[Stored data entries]

---+---

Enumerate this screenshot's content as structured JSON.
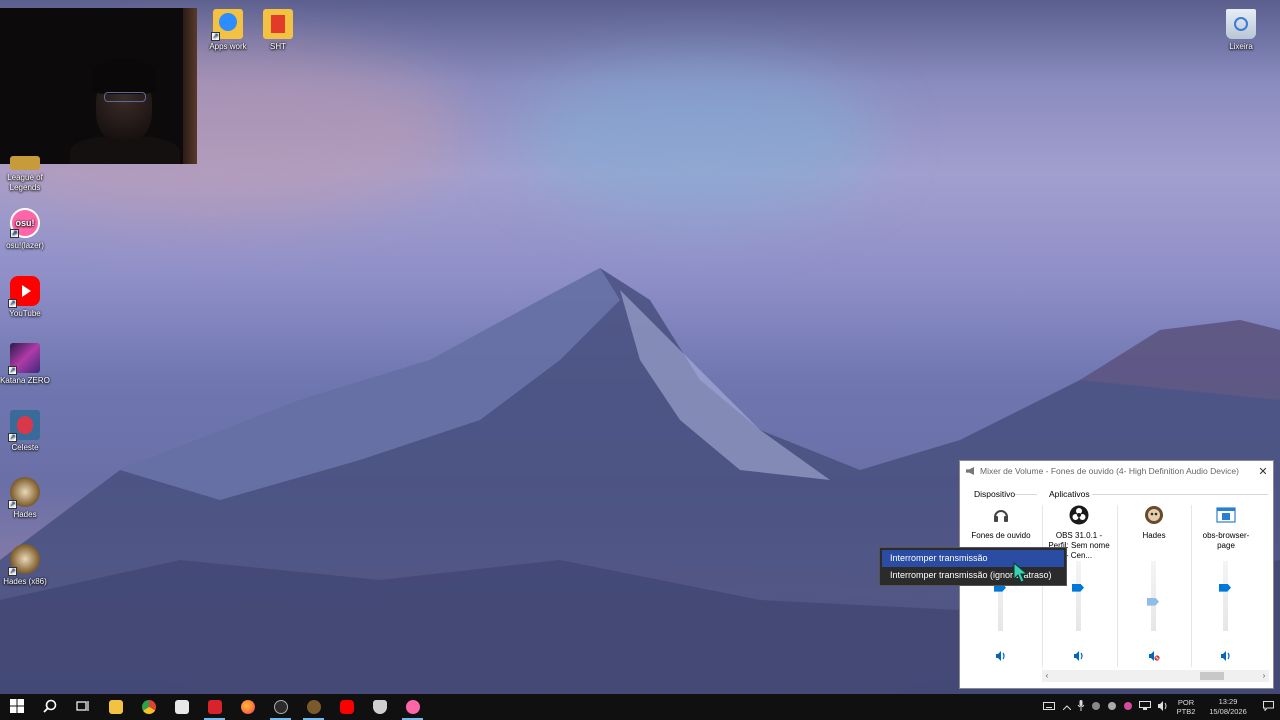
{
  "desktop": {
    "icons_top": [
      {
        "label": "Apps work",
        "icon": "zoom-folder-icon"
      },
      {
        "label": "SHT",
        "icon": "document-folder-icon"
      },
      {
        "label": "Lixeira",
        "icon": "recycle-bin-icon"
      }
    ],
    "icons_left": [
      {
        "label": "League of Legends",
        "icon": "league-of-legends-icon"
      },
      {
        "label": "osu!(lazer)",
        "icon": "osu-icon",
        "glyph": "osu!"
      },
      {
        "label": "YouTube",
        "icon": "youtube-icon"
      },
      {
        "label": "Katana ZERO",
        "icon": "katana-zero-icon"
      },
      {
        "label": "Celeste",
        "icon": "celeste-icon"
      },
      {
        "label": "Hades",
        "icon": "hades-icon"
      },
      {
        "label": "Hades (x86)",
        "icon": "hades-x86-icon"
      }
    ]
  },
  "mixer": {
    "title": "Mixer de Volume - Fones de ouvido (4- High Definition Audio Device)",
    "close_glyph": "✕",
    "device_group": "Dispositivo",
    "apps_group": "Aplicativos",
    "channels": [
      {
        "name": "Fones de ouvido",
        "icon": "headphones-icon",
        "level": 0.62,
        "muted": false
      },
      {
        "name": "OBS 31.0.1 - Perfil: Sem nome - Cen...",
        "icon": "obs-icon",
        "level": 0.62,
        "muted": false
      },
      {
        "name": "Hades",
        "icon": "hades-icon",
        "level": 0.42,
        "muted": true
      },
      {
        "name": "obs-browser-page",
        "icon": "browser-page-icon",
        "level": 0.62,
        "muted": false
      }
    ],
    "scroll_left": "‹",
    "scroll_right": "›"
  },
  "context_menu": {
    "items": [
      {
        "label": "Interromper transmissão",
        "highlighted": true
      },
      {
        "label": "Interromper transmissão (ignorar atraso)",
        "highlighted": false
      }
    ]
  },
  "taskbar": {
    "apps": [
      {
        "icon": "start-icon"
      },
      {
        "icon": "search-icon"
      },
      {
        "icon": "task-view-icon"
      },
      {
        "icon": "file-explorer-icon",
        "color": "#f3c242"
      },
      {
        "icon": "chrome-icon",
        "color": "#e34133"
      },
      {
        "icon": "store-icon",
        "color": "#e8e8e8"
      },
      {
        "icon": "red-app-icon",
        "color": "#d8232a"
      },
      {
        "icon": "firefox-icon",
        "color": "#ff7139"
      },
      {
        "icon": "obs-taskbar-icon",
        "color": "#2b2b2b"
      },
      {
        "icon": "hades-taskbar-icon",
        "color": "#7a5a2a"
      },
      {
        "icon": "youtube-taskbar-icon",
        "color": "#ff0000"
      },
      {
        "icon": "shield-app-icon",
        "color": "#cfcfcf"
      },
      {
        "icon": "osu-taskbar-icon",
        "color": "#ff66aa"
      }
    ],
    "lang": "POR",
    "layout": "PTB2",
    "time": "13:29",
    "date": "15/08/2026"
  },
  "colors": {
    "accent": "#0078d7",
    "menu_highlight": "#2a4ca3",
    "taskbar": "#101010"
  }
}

---+---

# Task statement:
Repeat the data above exactly, but not the pictures.

# Result:
Enumerate this screenshot's content as structured JSON.
{
  "desktop": {
    "icons_top": [
      {
        "label": "Apps work",
        "icon": "zoom-folder-icon"
      },
      {
        "label": "SHT",
        "icon": "document-folder-icon"
      },
      {
        "label": "Lixeira",
        "icon": "recycle-bin-icon"
      }
    ],
    "icons_left": [
      {
        "label": "League of Legends",
        "icon": "league-of-legends-icon"
      },
      {
        "label": "osu!(lazer)",
        "icon": "osu-icon",
        "glyph": "osu!"
      },
      {
        "label": "YouTube",
        "icon": "youtube-icon"
      },
      {
        "label": "Katana ZERO",
        "icon": "katana-zero-icon"
      },
      {
        "label": "Celeste",
        "icon": "celeste-icon"
      },
      {
        "label": "Hades",
        "icon": "hades-icon"
      },
      {
        "label": "Hades (x86)",
        "icon": "hades-x86-icon"
      }
    ]
  },
  "mixer": {
    "title": "Mixer de Volume - Fones de ouvido (4- High Definition Audio Device)",
    "close_glyph": "✕",
    "device_group": "Dispositivo",
    "apps_group": "Aplicativos",
    "channels": [
      {
        "name": "Fones de ouvido",
        "icon": "headphones-icon",
        "level": 0.62,
        "muted": false
      },
      {
        "name": "OBS 31.0.1 - Perfil: Sem nome - Cen...",
        "icon": "obs-icon",
        "level": 0.62,
        "muted": false
      },
      {
        "name": "Hades",
        "icon": "hades-icon",
        "level": 0.42,
        "muted": true
      },
      {
        "name": "obs-browser-page",
        "icon": "browser-page-icon",
        "level": 0.62,
        "muted": false
      }
    ],
    "scroll_left": "‹",
    "scroll_right": "›"
  },
  "context_menu": {
    "items": [
      {
        "label": "Interromper transmissão",
        "highlighted": true
      },
      {
        "label": "Interromper transmissão (ignorar atraso)",
        "highlighted": false
      }
    ]
  },
  "taskbar": {
    "apps": [
      {
        "icon": "start-icon"
      },
      {
        "icon": "search-icon"
      },
      {
        "icon": "task-view-icon"
      },
      {
        "icon": "file-explorer-icon",
        "color": "#f3c242"
      },
      {
        "icon": "chrome-icon",
        "color": "#e34133"
      },
      {
        "icon": "store-icon",
        "color": "#e8e8e8"
      },
      {
        "icon": "red-app-icon",
        "color": "#d8232a"
      },
      {
        "icon": "firefox-icon",
        "color": "#ff7139"
      },
      {
        "icon": "obs-taskbar-icon",
        "color": "#2b2b2b"
      },
      {
        "icon": "hades-taskbar-icon",
        "color": "#7a5a2a"
      },
      {
        "icon": "youtube-taskbar-icon",
        "color": "#ff0000"
      },
      {
        "icon": "shield-app-icon",
        "color": "#cfcfcf"
      },
      {
        "icon": "osu-taskbar-icon",
        "color": "#ff66aa"
      }
    ],
    "lang": "POR",
    "layout": "PTB2",
    "time": "13:29",
    "date": "15/08/2026"
  },
  "colors": {
    "accent": "#0078d7",
    "menu_highlight": "#2a4ca3",
    "taskbar": "#101010"
  }
}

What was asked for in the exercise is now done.